**What to produce**
Type out the complete listing below word for word, without its pictures.
□ □ □
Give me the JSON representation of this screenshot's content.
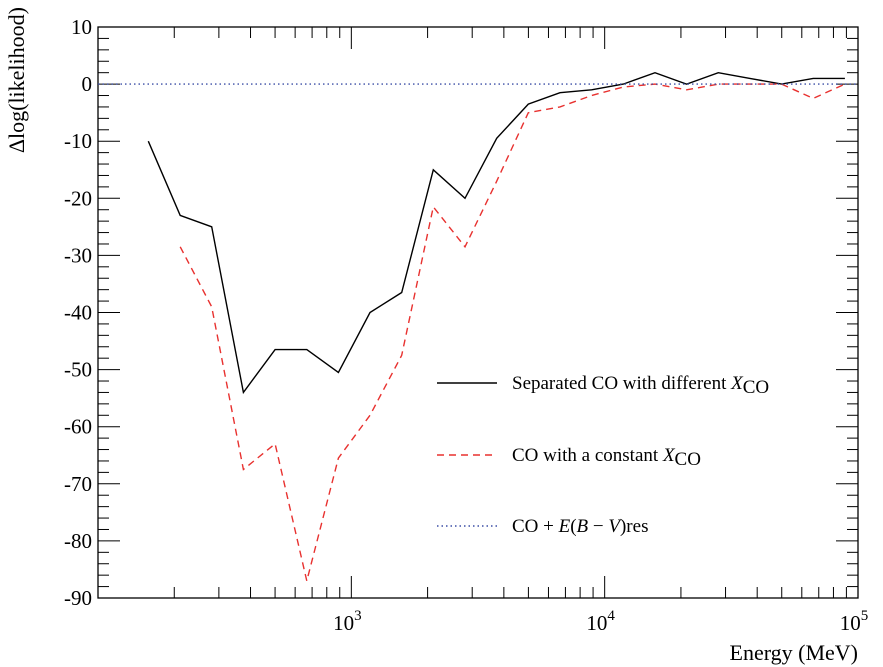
{
  "chart_data": {
    "type": "line",
    "title": "",
    "xlabel": "Energy (MeV)",
    "ylabel": "Δlog(likelihood)",
    "xscale": "log",
    "xlim": [
      100,
      100000
    ],
    "ylim": [
      -90,
      10
    ],
    "grid": false,
    "legend_position": "middle-right",
    "y_ticks": [
      10,
      0,
      -10,
      -20,
      -30,
      -40,
      -50,
      -60,
      -70,
      -80,
      -90
    ],
    "x_ticks": [
      {
        "value": 1000,
        "base": "10",
        "exp": "3"
      },
      {
        "value": 10000,
        "base": "10",
        "exp": "4"
      },
      {
        "value": 100000,
        "base": "10",
        "exp": "5"
      }
    ],
    "series": [
      {
        "name": "Separated CO with different XCO",
        "legend_parts": [
          "Separated CO with different ",
          "X",
          "CO"
        ],
        "color": "#000000",
        "style": "solid",
        "x": [
          158,
          211,
          281,
          375,
          500,
          667,
          889,
          1185,
          1580,
          2107,
          2810,
          3747,
          4996,
          6662,
          8883,
          11845,
          15794,
          21059,
          28080,
          37442,
          49924,
          66568,
          88761
        ],
        "y": [
          -10,
          -23,
          -25,
          -54,
          -46.5,
          -46.5,
          -50.5,
          -40,
          -36.5,
          -15,
          -20,
          -9.5,
          -3.5,
          -1.5,
          -1,
          0,
          2,
          0,
          2,
          1,
          0,
          1,
          1
        ]
      },
      {
        "name": "CO with a constant XCO",
        "legend_parts": [
          "CO with a constant ",
          "X",
          "CO"
        ],
        "color": "#e8312f",
        "style": "dashed",
        "x": [
          211,
          281,
          375,
          500,
          667,
          889,
          1185,
          1580,
          2107,
          2810,
          3747,
          4996,
          6662,
          8883,
          11845,
          15794,
          21059,
          28080,
          37442,
          49924,
          66568,
          88761
        ],
        "y": [
          -28.5,
          -39,
          -67.5,
          -63,
          -87,
          -65.5,
          -58,
          -47.5,
          -21.5,
          -28.5,
          -17,
          -5,
          -4,
          -2,
          -0.5,
          0,
          -1,
          0,
          0,
          0,
          -2.5,
          0
        ]
      },
      {
        "name": "CO + E(B − V)res",
        "legend_parts": [
          "CO + ",
          "E",
          "(",
          "B",
          " − ",
          "V",
          ")res"
        ],
        "color": "#3c4fa6",
        "style": "dotted",
        "x": [
          100,
          100000
        ],
        "y": [
          0,
          0
        ]
      }
    ]
  }
}
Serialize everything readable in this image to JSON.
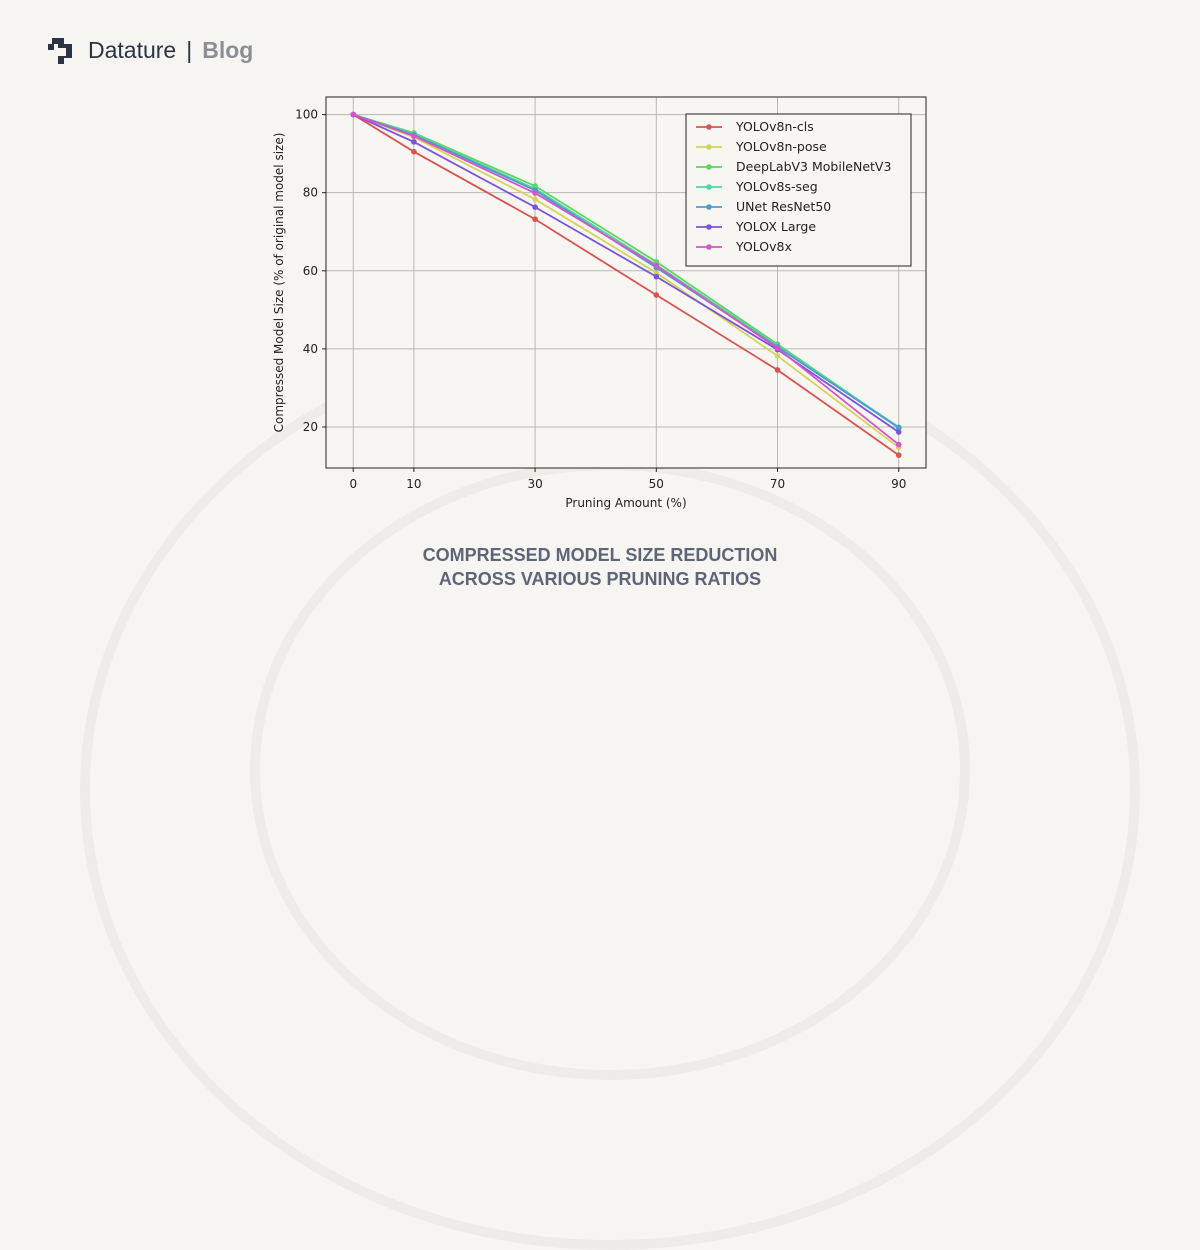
{
  "brand": {
    "name": "Datature",
    "separator": "|",
    "section": "Blog"
  },
  "caption": {
    "line1": "COMPRESSED MODEL SIZE REDUCTION",
    "line2": "ACROSS VARIOUS PRUNING RATIOS"
  },
  "chart_data": {
    "type": "line",
    "title": "",
    "xlabel": "Pruning Amount (%)",
    "ylabel": "Compressed Model Size (% of original model size)",
    "x": [
      0,
      10,
      30,
      50,
      70,
      90
    ],
    "xticks": [
      0,
      10,
      30,
      50,
      70,
      90
    ],
    "yticks": [
      20,
      40,
      60,
      80,
      100
    ],
    "xlim": [
      -4.5,
      94.5
    ],
    "ylim": [
      9.5,
      104.5
    ],
    "grid": true,
    "legend": "top-right",
    "series": [
      {
        "name": "YOLOv8n-cls",
        "color": "#d9534f",
        "values": [
          100,
          90.5,
          73.2,
          53.8,
          34.6,
          12.8
        ]
      },
      {
        "name": "YOLOv8n-pose",
        "color": "#d4d45a",
        "values": [
          100,
          94.2,
          78.3,
          59.5,
          38.2,
          14.8
        ]
      },
      {
        "name": "DeepLabV3 MobileNetV3",
        "color": "#5fd65f",
        "values": [
          100,
          95.3,
          81.7,
          62.3,
          41.2,
          19.8
        ]
      },
      {
        "name": "YOLOv8s-seg",
        "color": "#4fd6a6",
        "values": [
          100,
          95.0,
          81.0,
          61.5,
          40.8,
          20.0
        ]
      },
      {
        "name": "UNet ResNet50",
        "color": "#4f9ad6",
        "values": [
          100,
          94.8,
          80.6,
          60.8,
          40.5,
          19.8
        ]
      },
      {
        "name": "YOLOX Large",
        "color": "#7a55d9",
        "values": [
          100,
          93.0,
          76.3,
          58.5,
          39.8,
          18.7
        ]
      },
      {
        "name": "YOLOv8x",
        "color": "#d655c8",
        "values": [
          100,
          94.5,
          79.9,
          61.3,
          40.2,
          15.5
        ]
      }
    ]
  }
}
□ □ □
**Full output**
Give me the JSON representation of this screenshot's content.
{
  "chart_data": {
    "type": "line",
    "title": "",
    "xlabel": "Energy (MeV)",
    "ylabel": "Δlog(likelihood)",
    "xscale": "log",
    "xlim": [
      100,
      100000
    ],
    "ylim": [
      -90,
      10
    ],
    "grid": false,
    "legend_position": "middle-right",
    "y_ticks": [
      10,
      0,
      -10,
      -20,
      -30,
      -40,
      -50,
      -60,
      -70,
      -80,
      -90
    ],
    "x_ticks": [
      {
        "value": 1000,
        "base": "10",
        "exp": "3"
      },
      {
        "value": 10000,
        "base": "10",
        "exp": "4"
      },
      {
        "value": 100000,
        "base": "10",
        "exp": "5"
      }
    ],
    "series": [
      {
        "name": "Separated CO with different XCO",
        "legend_parts": [
          "Separated CO with different ",
          "X",
          "CO"
        ],
        "color": "#000000",
        "style": "solid",
        "x": [
          158,
          211,
          281,
          375,
          500,
          667,
          889,
          1185,
          1580,
          2107,
          2810,
          3747,
          4996,
          6662,
          8883,
          11845,
          15794,
          21059,
          28080,
          37442,
          49924,
          66568,
          88761
        ],
        "y": [
          -10,
          -23,
          -25,
          -54,
          -46.5,
          -46.5,
          -50.5,
          -40,
          -36.5,
          -15,
          -20,
          -9.5,
          -3.5,
          -1.5,
          -1,
          0,
          2,
          0,
          2,
          1,
          0,
          1,
          1
        ]
      },
      {
        "name": "CO with a constant XCO",
        "legend_parts": [
          "CO with a constant ",
          "X",
          "CO"
        ],
        "color": "#e8312f",
        "style": "dashed",
        "x": [
          211,
          281,
          375,
          500,
          667,
          889,
          1185,
          1580,
          2107,
          2810,
          3747,
          4996,
          6662,
          8883,
          11845,
          15794,
          21059,
          28080,
          37442,
          49924,
          66568,
          88761
        ],
        "y": [
          -28.5,
          -39,
          -67.5,
          -63,
          -87,
          -65.5,
          -58,
          -47.5,
          -21.5,
          -28.5,
          -17,
          -5,
          -4,
          -2,
          -0.5,
          0,
          -1,
          0,
          0,
          0,
          -2.5,
          0
        ]
      },
      {
        "name": "CO + E(B − V)res",
        "legend_parts": [
          "CO + ",
          "E",
          "(",
          "B",
          " − ",
          "V",
          ")res"
        ],
        "color": "#3c4fa6",
        "style": "dotted",
        "x": [
          100,
          100000
        ],
        "y": [
          0,
          0
        ]
      }
    ]
  }
}
Serialize everything readable in this image to JSON.
{
  "brand": {
    "name": "Datature",
    "separator": "|",
    "section": "Blog"
  },
  "caption": {
    "line1": "COMPRESSED MODEL SIZE REDUCTION",
    "line2": "ACROSS VARIOUS PRUNING RATIOS"
  },
  "chart_data": {
    "type": "line",
    "title": "",
    "xlabel": "Pruning Amount (%)",
    "ylabel": "Compressed Model Size (% of original model size)",
    "x": [
      0,
      10,
      30,
      50,
      70,
      90
    ],
    "xticks": [
      0,
      10,
      30,
      50,
      70,
      90
    ],
    "yticks": [
      20,
      40,
      60,
      80,
      100
    ],
    "xlim": [
      -4.5,
      94.5
    ],
    "ylim": [
      9.5,
      104.5
    ],
    "grid": true,
    "legend": "top-right",
    "series": [
      {
        "name": "YOLOv8n-cls",
        "color": "#d9534f",
        "values": [
          100,
          90.5,
          73.2,
          53.8,
          34.6,
          12.8
        ]
      },
      {
        "name": "YOLOv8n-pose",
        "color": "#d4d45a",
        "values": [
          100,
          94.2,
          78.3,
          59.5,
          38.2,
          14.8
        ]
      },
      {
        "name": "DeepLabV3 MobileNetV3",
        "color": "#5fd65f",
        "values": [
          100,
          95.3,
          81.7,
          62.3,
          41.2,
          19.8
        ]
      },
      {
        "name": "YOLOv8s-seg",
        "color": "#4fd6a6",
        "values": [
          100,
          95.0,
          81.0,
          61.5,
          40.8,
          20.0
        ]
      },
      {
        "name": "UNet ResNet50",
        "color": "#4f9ad6",
        "values": [
          100,
          94.8,
          80.6,
          60.8,
          40.5,
          19.8
        ]
      },
      {
        "name": "YOLOX Large",
        "color": "#7a55d9",
        "values": [
          100,
          93.0,
          76.3,
          58.5,
          39.8,
          18.7
        ]
      },
      {
        "name": "YOLOv8x",
        "color": "#d655c8",
        "values": [
          100,
          94.5,
          79.9,
          61.3,
          40.2,
          15.5
        ]
      }
    ]
  }
}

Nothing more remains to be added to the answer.